Problem description:
Look for the word "毕业赠言作文" in the entries below, then copy every line that has it.

Available data:
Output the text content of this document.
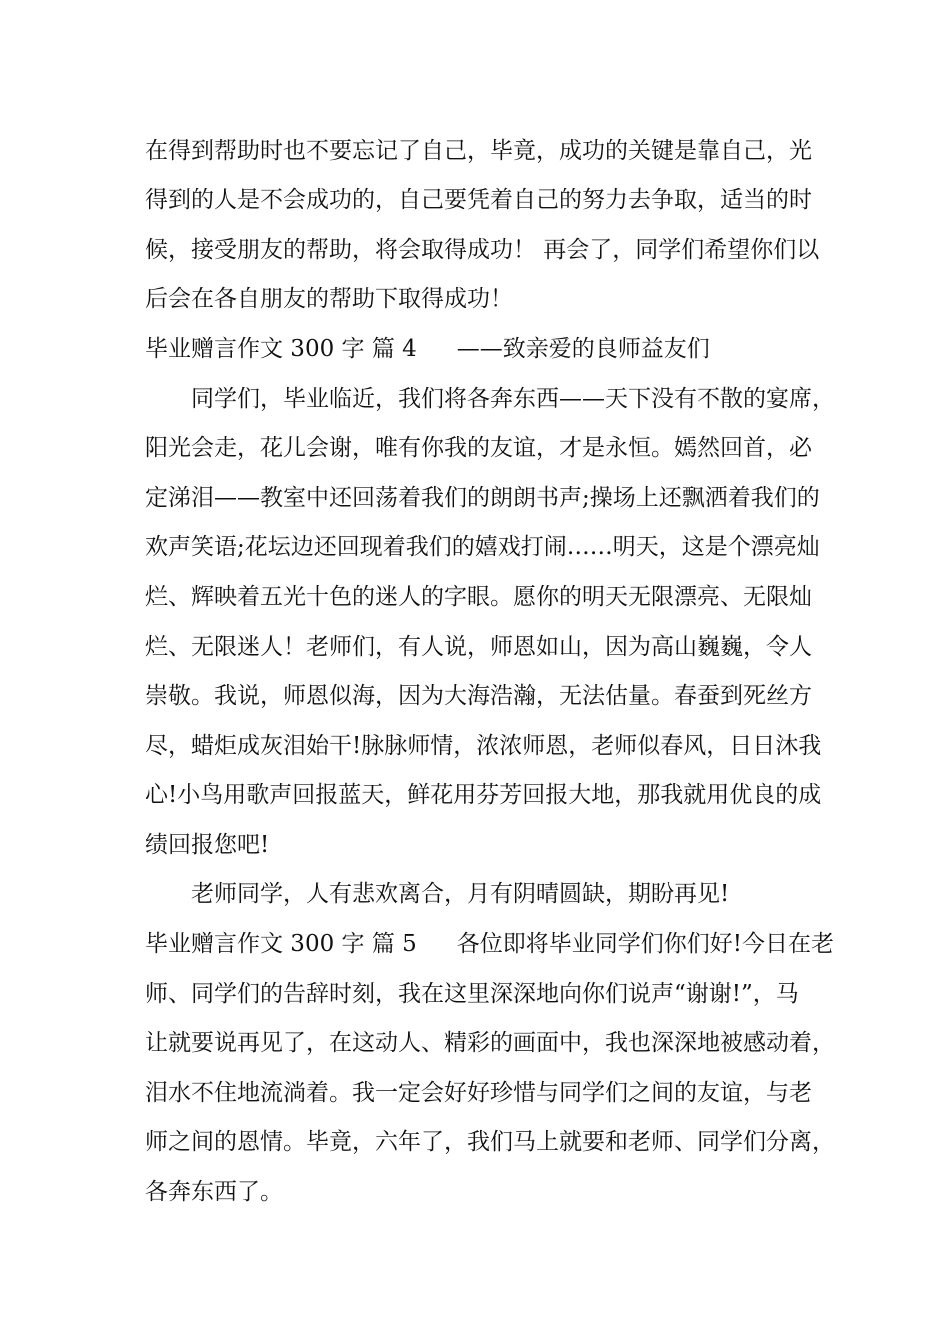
在得到帮助时也不要忘记了自己，毕竟，成功的关键是靠自己，光
得到的人是不会成功的，自己要凭着自己的努力去争取，适当的时
候，接受朋友的帮助，将会取得成功！ 再会了，同学们希望你们以
后会在各自朋友的帮助下取得成功！
毕业赠言作文 300 字 篇 4 ——致亲爱的良师益友们
同学们，毕业临近，我们将各奔东西——天下没有不散的宴席，
阳光会走，花儿会谢，唯有你我的友谊，才是永恒。嫣然回首，必
定涕泪——教室中还回荡着我们的朗朗书声;操场上还飘洒着我们的
欢声笑语;花坛边还回现着我们的嬉戏打闹……明天，这是个漂亮灿
烂、辉映着五光十色的迷人的字眼。愿你的明天无限漂亮、无限灿
烂、无限迷人！老师们，有人说，师恩如山，因为高山巍巍，令人
崇敬。我说，师恩似海，因为大海浩瀚，无法估量。春蚕到死丝方
尽，蜡炬成灰泪始干!脉脉师情，浓浓师恩，老师似春风，日日沐我
心!小鸟用歌声回报蓝天，鲜花用芬芳回报大地，那我就用优良的成
绩回报您吧!
老师同学，人有悲欢离合，月有阴晴圆缺，期盼再见!
毕业赠言作文 300 字 篇 5 各位即将毕业同学们你们好!今日在老
师、同学们的告辞时刻，我在这里深深地向你们说声“谢谢!”，马
让就要说再见了，在这动人、精彩的画面中，我也深深地被感动着，
泪水不住地流淌着。我一定会好好珍惜与同学们之间的友谊，与老
师之间的恩情。毕竟，六年了，我们马上就要和老师、同学们分离，
各奔东西了。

Solution for this task:
毕业赠言作文 300 字 篇 4 ——致亲爱的良师益友们
毕业赠言作文 300 字 篇 5 各位即将毕业同学们你们好!今日在老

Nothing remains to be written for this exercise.